- **Task to complete**
In the listing below, pick out lines with "your".

···

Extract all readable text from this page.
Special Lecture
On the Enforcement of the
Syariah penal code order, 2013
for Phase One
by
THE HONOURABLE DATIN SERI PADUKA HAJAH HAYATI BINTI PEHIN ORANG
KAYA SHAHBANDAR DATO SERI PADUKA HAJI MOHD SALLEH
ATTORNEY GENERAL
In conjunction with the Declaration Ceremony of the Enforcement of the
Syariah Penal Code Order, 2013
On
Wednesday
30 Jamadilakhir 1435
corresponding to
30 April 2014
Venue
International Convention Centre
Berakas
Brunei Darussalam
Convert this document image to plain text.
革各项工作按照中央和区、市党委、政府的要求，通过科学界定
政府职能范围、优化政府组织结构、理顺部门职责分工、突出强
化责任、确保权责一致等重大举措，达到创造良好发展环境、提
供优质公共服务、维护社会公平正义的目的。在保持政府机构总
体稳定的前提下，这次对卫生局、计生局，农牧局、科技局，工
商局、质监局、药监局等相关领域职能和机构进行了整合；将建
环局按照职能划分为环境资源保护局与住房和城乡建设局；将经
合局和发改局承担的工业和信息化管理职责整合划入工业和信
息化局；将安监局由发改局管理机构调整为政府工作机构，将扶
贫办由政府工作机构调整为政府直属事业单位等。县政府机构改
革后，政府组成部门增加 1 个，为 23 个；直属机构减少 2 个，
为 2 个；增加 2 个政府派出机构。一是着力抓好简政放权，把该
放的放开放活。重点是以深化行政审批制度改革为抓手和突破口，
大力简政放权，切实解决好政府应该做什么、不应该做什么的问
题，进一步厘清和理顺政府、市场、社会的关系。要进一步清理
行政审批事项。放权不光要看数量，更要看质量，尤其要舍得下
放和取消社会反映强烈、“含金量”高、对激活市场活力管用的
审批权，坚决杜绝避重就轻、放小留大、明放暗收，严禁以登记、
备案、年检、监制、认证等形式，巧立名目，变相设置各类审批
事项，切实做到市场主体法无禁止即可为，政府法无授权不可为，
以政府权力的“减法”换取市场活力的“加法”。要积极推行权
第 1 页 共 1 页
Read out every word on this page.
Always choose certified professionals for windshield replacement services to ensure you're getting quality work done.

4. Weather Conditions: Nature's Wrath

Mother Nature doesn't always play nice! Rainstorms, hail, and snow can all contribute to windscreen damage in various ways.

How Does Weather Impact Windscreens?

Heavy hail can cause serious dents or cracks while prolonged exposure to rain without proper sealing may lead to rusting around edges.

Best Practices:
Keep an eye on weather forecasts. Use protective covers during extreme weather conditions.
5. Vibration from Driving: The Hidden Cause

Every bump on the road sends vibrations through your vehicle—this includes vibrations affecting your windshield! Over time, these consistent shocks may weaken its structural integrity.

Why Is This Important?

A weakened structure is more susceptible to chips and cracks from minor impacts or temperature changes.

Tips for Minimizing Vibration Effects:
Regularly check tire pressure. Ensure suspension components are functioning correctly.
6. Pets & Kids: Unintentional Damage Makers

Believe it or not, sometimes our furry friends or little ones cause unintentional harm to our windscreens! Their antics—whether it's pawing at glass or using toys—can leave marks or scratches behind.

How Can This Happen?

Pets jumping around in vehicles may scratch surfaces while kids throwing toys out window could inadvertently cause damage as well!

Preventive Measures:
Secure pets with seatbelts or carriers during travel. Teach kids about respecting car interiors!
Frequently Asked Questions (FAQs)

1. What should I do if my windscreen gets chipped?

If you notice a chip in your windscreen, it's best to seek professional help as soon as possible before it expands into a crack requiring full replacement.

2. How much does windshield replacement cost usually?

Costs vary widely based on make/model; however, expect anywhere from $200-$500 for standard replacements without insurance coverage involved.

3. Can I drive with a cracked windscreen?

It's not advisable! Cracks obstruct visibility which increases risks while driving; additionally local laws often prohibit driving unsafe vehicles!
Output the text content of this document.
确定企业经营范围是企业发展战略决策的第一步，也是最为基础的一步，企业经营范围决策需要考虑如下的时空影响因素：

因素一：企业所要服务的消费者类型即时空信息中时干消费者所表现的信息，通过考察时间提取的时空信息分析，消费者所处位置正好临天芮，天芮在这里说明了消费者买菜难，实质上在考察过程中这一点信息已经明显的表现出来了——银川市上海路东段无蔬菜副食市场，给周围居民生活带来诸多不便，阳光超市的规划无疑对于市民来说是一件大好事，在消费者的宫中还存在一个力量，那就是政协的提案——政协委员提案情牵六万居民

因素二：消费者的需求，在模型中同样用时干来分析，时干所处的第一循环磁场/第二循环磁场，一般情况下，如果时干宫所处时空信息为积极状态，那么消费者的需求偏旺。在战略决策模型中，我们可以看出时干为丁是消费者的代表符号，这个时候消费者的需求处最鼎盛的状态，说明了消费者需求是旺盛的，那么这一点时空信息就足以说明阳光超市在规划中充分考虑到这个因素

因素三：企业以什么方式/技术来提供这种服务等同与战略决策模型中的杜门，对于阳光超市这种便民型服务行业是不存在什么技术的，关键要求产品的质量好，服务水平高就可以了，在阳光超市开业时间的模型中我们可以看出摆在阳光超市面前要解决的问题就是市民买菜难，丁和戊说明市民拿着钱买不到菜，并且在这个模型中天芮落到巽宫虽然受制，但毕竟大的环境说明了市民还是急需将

···

- **Result of the exercise**
Every bump on the road sends vibrations through your vehicle—this includes vibrations affecting your windshield! Over time, these consistent shocks may weaken its structural integrity.
If you notice a chip in your windscreen, it's best to seek professional help as soon as possible before it expands into a crack requiring full replacement.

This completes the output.